Supplied material>

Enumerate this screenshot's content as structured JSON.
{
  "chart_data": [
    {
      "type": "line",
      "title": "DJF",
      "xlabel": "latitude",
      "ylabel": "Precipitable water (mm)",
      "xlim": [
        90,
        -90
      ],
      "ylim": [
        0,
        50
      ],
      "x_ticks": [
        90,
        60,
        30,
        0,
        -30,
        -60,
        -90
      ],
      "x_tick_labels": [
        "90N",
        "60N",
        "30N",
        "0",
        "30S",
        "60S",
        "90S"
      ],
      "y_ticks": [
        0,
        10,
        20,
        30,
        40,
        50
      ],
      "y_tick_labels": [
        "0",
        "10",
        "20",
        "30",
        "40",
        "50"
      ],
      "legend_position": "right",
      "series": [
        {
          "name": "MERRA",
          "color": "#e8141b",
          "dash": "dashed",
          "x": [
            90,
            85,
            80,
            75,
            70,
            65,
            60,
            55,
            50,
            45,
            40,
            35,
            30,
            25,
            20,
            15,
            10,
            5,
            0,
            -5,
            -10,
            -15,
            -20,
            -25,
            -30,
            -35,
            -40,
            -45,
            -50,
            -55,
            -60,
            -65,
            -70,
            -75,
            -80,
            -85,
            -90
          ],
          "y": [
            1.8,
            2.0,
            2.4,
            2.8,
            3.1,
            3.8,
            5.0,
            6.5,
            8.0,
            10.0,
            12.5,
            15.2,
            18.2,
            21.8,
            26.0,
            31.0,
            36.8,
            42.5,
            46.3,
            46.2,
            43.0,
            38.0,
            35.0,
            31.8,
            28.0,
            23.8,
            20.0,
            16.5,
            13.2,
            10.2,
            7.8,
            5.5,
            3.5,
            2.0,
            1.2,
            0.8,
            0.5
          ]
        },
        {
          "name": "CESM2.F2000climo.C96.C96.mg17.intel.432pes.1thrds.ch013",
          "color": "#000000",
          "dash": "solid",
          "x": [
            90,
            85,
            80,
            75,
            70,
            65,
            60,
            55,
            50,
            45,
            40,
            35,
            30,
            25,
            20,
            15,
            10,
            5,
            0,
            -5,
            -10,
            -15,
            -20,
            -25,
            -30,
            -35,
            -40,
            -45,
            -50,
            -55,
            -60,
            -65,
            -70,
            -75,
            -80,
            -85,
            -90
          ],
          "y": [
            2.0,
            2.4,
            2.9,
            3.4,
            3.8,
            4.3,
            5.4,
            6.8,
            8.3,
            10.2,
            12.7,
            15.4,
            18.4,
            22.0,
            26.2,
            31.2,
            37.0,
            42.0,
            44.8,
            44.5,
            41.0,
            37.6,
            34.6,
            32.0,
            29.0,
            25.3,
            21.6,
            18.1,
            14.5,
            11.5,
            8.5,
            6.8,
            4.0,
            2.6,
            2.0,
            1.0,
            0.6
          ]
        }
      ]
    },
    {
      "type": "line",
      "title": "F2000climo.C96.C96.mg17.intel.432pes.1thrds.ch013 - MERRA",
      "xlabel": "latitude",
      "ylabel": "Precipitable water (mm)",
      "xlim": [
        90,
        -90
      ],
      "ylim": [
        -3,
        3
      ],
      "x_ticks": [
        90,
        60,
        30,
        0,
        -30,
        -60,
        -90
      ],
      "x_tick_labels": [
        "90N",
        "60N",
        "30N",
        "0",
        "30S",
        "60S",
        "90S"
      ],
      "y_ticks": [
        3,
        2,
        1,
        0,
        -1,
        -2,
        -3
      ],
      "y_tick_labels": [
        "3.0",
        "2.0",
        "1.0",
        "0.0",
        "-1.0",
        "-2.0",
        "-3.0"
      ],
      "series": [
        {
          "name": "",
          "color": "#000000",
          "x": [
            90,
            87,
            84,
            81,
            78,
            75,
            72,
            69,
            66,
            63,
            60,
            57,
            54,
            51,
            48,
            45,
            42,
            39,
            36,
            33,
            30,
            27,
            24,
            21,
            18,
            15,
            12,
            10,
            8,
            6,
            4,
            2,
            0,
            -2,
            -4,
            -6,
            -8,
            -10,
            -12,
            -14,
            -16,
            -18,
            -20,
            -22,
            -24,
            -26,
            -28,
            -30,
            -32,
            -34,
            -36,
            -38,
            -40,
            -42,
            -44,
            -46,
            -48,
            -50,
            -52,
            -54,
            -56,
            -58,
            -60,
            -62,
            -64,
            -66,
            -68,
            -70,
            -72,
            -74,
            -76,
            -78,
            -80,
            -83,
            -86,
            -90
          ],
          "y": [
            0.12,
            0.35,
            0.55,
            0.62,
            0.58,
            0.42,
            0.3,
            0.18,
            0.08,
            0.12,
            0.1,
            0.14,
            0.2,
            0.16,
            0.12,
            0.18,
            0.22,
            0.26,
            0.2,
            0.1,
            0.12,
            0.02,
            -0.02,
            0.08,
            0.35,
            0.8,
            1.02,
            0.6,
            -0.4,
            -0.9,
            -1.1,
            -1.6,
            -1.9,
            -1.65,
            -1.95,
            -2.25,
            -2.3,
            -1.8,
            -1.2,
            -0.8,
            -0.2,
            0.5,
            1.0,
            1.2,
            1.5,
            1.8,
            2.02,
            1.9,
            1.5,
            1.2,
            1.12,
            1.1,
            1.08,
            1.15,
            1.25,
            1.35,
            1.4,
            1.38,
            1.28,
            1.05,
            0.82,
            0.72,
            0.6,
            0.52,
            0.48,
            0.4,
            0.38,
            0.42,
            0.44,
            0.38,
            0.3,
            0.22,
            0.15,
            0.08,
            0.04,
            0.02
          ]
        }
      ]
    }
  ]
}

Directions for this task> The records above must be output exactly, in full.

Final result>
Enumerate this screenshot's content as structured JSON.
{
  "chart_data": [
    {
      "type": "line",
      "title": "DJF",
      "xlabel": "latitude",
      "ylabel": "Precipitable water (mm)",
      "xlim": [
        90,
        -90
      ],
      "ylim": [
        0,
        50
      ],
      "x_ticks": [
        90,
        60,
        30,
        0,
        -30,
        -60,
        -90
      ],
      "x_tick_labels": [
        "90N",
        "60N",
        "30N",
        "0",
        "30S",
        "60S",
        "90S"
      ],
      "y_ticks": [
        0,
        10,
        20,
        30,
        40,
        50
      ],
      "y_tick_labels": [
        "0",
        "10",
        "20",
        "30",
        "40",
        "50"
      ],
      "legend_position": "right",
      "series": [
        {
          "name": "MERRA",
          "color": "#e8141b",
          "dash": "dashed",
          "x": [
            90,
            85,
            80,
            75,
            70,
            65,
            60,
            55,
            50,
            45,
            40,
            35,
            30,
            25,
            20,
            15,
            10,
            5,
            0,
            -5,
            -10,
            -15,
            -20,
            -25,
            -30,
            -35,
            -40,
            -45,
            -50,
            -55,
            -60,
            -65,
            -70,
            -75,
            -80,
            -85,
            -90
          ],
          "y": [
            1.8,
            2.0,
            2.4,
            2.8,
            3.1,
            3.8,
            5.0,
            6.5,
            8.0,
            10.0,
            12.5,
            15.2,
            18.2,
            21.8,
            26.0,
            31.0,
            36.8,
            42.5,
            46.3,
            46.2,
            43.0,
            38.0,
            35.0,
            31.8,
            28.0,
            23.8,
            20.0,
            16.5,
            13.2,
            10.2,
            7.8,
            5.5,
            3.5,
            2.0,
            1.2,
            0.8,
            0.5
          ]
        },
        {
          "name": "CESM2.F2000climo.C96.C96.mg17.intel.432pes.1thrds.ch013",
          "color": "#000000",
          "dash": "solid",
          "x": [
            90,
            85,
            80,
            75,
            70,
            65,
            60,
            55,
            50,
            45,
            40,
            35,
            30,
            25,
            20,
            15,
            10,
            5,
            0,
            -5,
            -10,
            -15,
            -20,
            -25,
            -30,
            -35,
            -40,
            -45,
            -50,
            -55,
            -60,
            -65,
            -70,
            -75,
            -80,
            -85,
            -90
          ],
          "y": [
            2.0,
            2.4,
            2.9,
            3.4,
            3.8,
            4.3,
            5.4,
            6.8,
            8.3,
            10.2,
            12.7,
            15.4,
            18.4,
            22.0,
            26.2,
            31.2,
            37.0,
            42.0,
            44.8,
            44.5,
            41.0,
            37.6,
            34.6,
            32.0,
            29.0,
            25.3,
            21.6,
            18.1,
            14.5,
            11.5,
            8.5,
            6.8,
            4.0,
            2.6,
            2.0,
            1.0,
            0.6
          ]
        }
      ]
    },
    {
      "type": "line",
      "title": "F2000climo.C96.C96.mg17.intel.432pes.1thrds.ch013 - MERRA",
      "xlabel": "latitude",
      "ylabel": "Precipitable water (mm)",
      "xlim": [
        90,
        -90
      ],
      "ylim": [
        -3,
        3
      ],
      "x_ticks": [
        90,
        60,
        30,
        0,
        -30,
        -60,
        -90
      ],
      "x_tick_labels": [
        "90N",
        "60N",
        "30N",
        "0",
        "30S",
        "60S",
        "90S"
      ],
      "y_ticks": [
        3,
        2,
        1,
        0,
        -1,
        -2,
        -3
      ],
      "y_tick_labels": [
        "3.0",
        "2.0",
        "1.0",
        "0.0",
        "-1.0",
        "-2.0",
        "-3.0"
      ],
      "series": [
        {
          "name": "",
          "color": "#000000",
          "x": [
            90,
            87,
            84,
            81,
            78,
            75,
            72,
            69,
            66,
            63,
            60,
            57,
            54,
            51,
            48,
            45,
            42,
            39,
            36,
            33,
            30,
            27,
            24,
            21,
            18,
            15,
            12,
            10,
            8,
            6,
            4,
            2,
            0,
            -2,
            -4,
            -6,
            -8,
            -10,
            -12,
            -14,
            -16,
            -18,
            -20,
            -22,
            -24,
            -26,
            -28,
            -30,
            -32,
            -34,
            -36,
            -38,
            -40,
            -42,
            -44,
            -46,
            -48,
            -50,
            -52,
            -54,
            -56,
            -58,
            -60,
            -62,
            -64,
            -66,
            -68,
            -70,
            -72,
            -74,
            -76,
            -78,
            -80,
            -83,
            -86,
            -90
          ],
          "y": [
            0.12,
            0.35,
            0.55,
            0.62,
            0.58,
            0.42,
            0.3,
            0.18,
            0.08,
            0.12,
            0.1,
            0.14,
            0.2,
            0.16,
            0.12,
            0.18,
            0.22,
            0.26,
            0.2,
            0.1,
            0.12,
            0.02,
            -0.02,
            0.08,
            0.35,
            0.8,
            1.02,
            0.6,
            -0.4,
            -0.9,
            -1.1,
            -1.6,
            -1.9,
            -1.65,
            -1.95,
            -2.25,
            -2.3,
            -1.8,
            -1.2,
            -0.8,
            -0.2,
            0.5,
            1.0,
            1.2,
            1.5,
            1.8,
            2.02,
            1.9,
            1.5,
            1.2,
            1.12,
            1.1,
            1.08,
            1.15,
            1.25,
            1.35,
            1.4,
            1.38,
            1.28,
            1.05,
            0.82,
            0.72,
            0.6,
            0.52,
            0.48,
            0.4,
            0.38,
            0.42,
            0.44,
            0.38,
            0.3,
            0.22,
            0.15,
            0.08,
            0.04,
            0.02
          ]
        }
      ]
    }
  ]
}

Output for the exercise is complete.